(Dataset items)

—————

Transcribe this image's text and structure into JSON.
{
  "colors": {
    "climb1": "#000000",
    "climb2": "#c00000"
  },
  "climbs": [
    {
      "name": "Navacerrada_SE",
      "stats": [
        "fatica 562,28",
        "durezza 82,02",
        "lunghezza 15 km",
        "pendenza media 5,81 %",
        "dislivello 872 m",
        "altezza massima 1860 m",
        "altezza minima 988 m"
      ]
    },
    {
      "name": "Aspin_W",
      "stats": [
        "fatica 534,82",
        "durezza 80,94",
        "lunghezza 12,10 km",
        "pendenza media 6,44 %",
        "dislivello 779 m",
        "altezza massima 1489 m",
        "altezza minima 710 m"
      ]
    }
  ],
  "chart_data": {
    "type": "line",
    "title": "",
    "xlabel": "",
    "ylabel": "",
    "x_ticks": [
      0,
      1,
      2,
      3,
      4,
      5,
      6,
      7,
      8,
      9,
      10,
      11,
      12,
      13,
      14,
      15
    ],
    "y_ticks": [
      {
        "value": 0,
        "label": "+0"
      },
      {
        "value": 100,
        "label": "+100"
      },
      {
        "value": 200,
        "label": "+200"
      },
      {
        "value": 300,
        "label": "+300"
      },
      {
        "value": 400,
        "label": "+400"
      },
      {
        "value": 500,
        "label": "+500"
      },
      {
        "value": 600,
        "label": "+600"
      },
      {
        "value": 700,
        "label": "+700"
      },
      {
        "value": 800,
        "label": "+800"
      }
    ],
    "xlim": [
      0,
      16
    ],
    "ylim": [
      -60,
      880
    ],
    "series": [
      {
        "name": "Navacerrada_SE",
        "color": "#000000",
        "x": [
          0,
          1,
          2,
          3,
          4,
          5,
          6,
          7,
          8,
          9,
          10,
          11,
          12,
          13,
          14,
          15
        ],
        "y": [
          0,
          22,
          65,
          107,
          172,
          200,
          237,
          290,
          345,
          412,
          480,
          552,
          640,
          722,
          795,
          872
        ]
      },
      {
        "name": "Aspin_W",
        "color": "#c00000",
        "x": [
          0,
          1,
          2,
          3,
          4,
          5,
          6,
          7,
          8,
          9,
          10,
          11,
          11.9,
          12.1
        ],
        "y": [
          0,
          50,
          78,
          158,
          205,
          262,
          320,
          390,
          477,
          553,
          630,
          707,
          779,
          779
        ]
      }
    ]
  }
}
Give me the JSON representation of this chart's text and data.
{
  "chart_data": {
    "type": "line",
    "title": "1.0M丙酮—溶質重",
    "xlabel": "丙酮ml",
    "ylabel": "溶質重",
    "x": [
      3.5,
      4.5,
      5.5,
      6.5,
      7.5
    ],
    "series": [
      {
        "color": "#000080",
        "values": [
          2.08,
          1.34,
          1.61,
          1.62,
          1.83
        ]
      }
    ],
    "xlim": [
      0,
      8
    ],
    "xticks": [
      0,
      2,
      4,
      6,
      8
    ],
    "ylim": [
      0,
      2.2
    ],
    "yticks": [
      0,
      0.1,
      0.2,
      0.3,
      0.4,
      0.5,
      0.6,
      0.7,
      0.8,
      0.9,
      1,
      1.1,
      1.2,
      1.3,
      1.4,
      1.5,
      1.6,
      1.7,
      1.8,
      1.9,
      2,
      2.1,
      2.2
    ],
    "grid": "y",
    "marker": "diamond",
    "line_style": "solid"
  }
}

—————

Type out the material again exactly as presented.

Transcribe this image's text and structure into JSON.
{
  "colors": {
    "climb1": "#000000",
    "climb2": "#c00000"
  },
  "climbs": [
    {
      "name": "Navacerrada_SE",
      "stats": [
        "fatica 562,28",
        "durezza 82,02",
        "lunghezza 15 km",
        "pendenza media 5,81 %",
        "dislivello 872 m",
        "altezza massima 1860 m",
        "altezza minima 988 m"
      ]
    },
    {
      "name": "Aspin_W",
      "stats": [
        "fatica 534,82",
        "durezza 80,94",
        "lunghezza 12,10 km",
        "pendenza media 6,44 %",
        "dislivello 779 m",
        "altezza massima 1489 m",
        "altezza minima 710 m"
      ]
    }
  ],
  "chart_data": {
    "type": "line",
    "title": "",
    "xlabel": "",
    "ylabel": "",
    "x_ticks": [
      0,
      1,
      2,
      3,
      4,
      5,
      6,
      7,
      8,
      9,
      10,
      11,
      12,
      13,
      14,
      15
    ],
    "y_ticks": [
      {
        "value": 0,
        "label": "+0"
      },
      {
        "value": 100,
        "label": "+100"
      },
      {
        "value": 200,
        "label": "+200"
      },
      {
        "value": 300,
        "label": "+300"
      },
      {
        "value": 400,
        "label": "+400"
      },
      {
        "value": 500,
        "label": "+500"
      },
      {
        "value": 600,
        "label": "+600"
      },
      {
        "value": 700,
        "label": "+700"
      },
      {
        "value": 800,
        "label": "+800"
      }
    ],
    "xlim": [
      0,
      16
    ],
    "ylim": [
      -60,
      880
    ],
    "series": [
      {
        "name": "Navacerrada_SE",
        "color": "#000000",
        "x": [
          0,
          1,
          2,
          3,
          4,
          5,
          6,
          7,
          8,
          9,
          10,
          11,
          12,
          13,
          14,
          15
        ],
        "y": [
          0,
          22,
          65,
          107,
          172,
          200,
          237,
          290,
          345,
          412,
          480,
          552,
          640,
          722,
          795,
          872
        ]
      },
      {
        "name": "Aspin_W",
        "color": "#c00000",
        "x": [
          0,
          1,
          2,
          3,
          4,
          5,
          6,
          7,
          8,
          9,
          10,
          11,
          11.9,
          12.1
        ],
        "y": [
          0,
          50,
          78,
          158,
          205,
          262,
          320,
          390,
          477,
          553,
          630,
          707,
          779,
          779
        ]
      }
    ]
  }
}
Give me the JSON representation of this chart's text and data.
{
  "chart_data": {
    "type": "line",
    "title": "1.0M丙酮—溶質重",
    "xlabel": "丙酮ml",
    "ylabel": "溶質重",
    "x": [
      3.5,
      4.5,
      5.5,
      6.5,
      7.5
    ],
    "series": [
      {
        "color": "#000080",
        "values": [
          2.08,
          1.34,
          1.61,
          1.62,
          1.83
        ]
      }
    ],
    "xlim": [
      0,
      8
    ],
    "xticks": [
      0,
      2,
      4,
      6,
      8
    ],
    "ylim": [
      0,
      2.2
    ],
    "yticks": [
      0,
      0.1,
      0.2,
      0.3,
      0.4,
      0.5,
      0.6,
      0.7,
      0.8,
      0.9,
      1,
      1.1,
      1.2,
      1.3,
      1.4,
      1.5,
      1.6,
      1.7,
      1.8,
      1.9,
      2,
      2.1,
      2.2
    ],
    "grid": "y",
    "marker": "diamond",
    "line_style": "solid"
  }
}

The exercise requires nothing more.